> **Texte fourni**
☆ ☆ ☆ ☆ ☆

San Sebastián est un paradis pour gourmets. Du bar à tapas au restaurant multi étoilé, il y en a pour tous. Une créativité hors norme développée au milieu des années 70 grâce à un groupe de chefs qui, inspirés par la nouvelle cuisine française, font leur révolution, proposant une cuisine saine et innovante. Dans cette superbe station balnéaire, les bons produits abondent, les touristes aussi, pour ce qui semble être un festin sans fin. Un peu en marge, éloigné du bord de mer et du centre historique, le restaurant Arzak n’a ni vue, ni jardin, ni terrasse. C’est une grande bâtisse sans réel charme, posée un peu trop près de la route.

Seule une façade revêtue d’un motif en tuiles de zinc laisse penser qu’il s’y passe quelque chose d’intéressant. On entre dans cette maison comme dans une famille : en salle et en cuisine, les générations s’y sont succédé et s’y côtoient encore aujourd’hui harmonieusement. Juan Mari Arzak y vient encore, le plus souvent possible. Elena veille à ce qu’il ait toujours la place qui lui revient, même si c’est maintenant elle qui dirige l’établissement.

☆ ☆ ☆ ☆ ☆

> **Entrées issues d'un jeu de données**
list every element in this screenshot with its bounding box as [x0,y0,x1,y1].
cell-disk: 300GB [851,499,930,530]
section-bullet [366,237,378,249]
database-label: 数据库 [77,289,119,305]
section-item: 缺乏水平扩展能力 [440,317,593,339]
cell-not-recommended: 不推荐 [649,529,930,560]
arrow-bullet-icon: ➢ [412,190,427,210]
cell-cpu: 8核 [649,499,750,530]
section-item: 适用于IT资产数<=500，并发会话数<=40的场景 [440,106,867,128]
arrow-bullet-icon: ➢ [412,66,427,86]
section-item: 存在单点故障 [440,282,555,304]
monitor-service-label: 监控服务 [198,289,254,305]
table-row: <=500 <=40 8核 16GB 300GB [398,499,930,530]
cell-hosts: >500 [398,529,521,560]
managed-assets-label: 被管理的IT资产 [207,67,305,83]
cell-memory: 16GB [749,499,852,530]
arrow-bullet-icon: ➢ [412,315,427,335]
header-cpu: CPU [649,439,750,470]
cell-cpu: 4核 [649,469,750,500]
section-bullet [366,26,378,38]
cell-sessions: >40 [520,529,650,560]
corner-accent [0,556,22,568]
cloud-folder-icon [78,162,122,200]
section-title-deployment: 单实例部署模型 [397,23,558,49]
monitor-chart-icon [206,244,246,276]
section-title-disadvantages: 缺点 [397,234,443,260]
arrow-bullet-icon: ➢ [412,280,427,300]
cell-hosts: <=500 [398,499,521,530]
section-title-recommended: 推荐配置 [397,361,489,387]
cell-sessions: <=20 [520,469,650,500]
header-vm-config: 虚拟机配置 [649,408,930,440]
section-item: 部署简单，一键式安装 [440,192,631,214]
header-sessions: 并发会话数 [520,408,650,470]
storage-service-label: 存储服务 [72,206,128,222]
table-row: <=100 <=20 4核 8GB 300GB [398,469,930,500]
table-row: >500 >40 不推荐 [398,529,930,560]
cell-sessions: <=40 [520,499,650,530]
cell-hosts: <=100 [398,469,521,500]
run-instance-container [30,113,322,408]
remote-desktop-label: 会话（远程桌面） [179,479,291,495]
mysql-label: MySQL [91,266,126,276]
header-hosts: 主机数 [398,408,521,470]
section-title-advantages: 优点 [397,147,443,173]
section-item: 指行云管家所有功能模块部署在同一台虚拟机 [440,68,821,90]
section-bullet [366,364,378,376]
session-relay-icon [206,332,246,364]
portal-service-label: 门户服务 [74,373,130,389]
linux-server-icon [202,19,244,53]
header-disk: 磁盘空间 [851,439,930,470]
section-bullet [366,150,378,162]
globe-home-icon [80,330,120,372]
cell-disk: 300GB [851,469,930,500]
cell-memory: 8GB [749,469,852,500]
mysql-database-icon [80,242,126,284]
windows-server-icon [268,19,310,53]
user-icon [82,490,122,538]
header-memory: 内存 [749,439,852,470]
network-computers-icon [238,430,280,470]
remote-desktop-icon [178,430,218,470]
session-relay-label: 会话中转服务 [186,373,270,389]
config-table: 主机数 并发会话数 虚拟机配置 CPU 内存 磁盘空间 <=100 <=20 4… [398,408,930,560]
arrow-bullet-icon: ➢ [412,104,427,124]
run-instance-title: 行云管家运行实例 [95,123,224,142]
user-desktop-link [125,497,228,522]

☆ ☆ ☆ ☆ ☆

> **Objet de la tâche**
Recopiez intégralement le texte consacré à San Sebastián et au restaurant Arzak, sans y apporter la moindre modification. Les enregistrements n'interviennent en rien ici.

> **Réponse complète**
San Sebastián est un paradis pour gourmets. Du bar à tapas au restaurant multi étoilé, il y en a pour tous. Une créativité hors norme développée au milieu des années 70 grâce à un groupe de chefs qui, inspirés par la nouvelle cuisine française, font leur révolution, proposant une cuisine saine et innovante. Dans cette superbe station balnéaire, les bons produits abondent, les touristes aussi, pour ce qui semble être un festin sans fin. Un peu en marge, éloigné du bord de mer et du centre historique, le restaurant Arzak n’a ni vue, ni jardin, ni terrasse. C’est une grande bâtisse sans réel charme, posée un peu trop près de la route.

Seule une façade revêtue d’un motif en tuiles de zinc laisse penser qu’il s’y passe quelque chose d’intéressant. On entre dans cette maison comme dans une famille : en salle et en cuisine, les générations s’y sont succédé et s’y côtoient encore aujourd’hui harmonieusement. Juan Mari Arzak y vient encore, le plus souvent possible. Elena veille à ce qu’il ait toujours la place qui lui revient, même si c’est maintenant elle qui dirige l’établissement.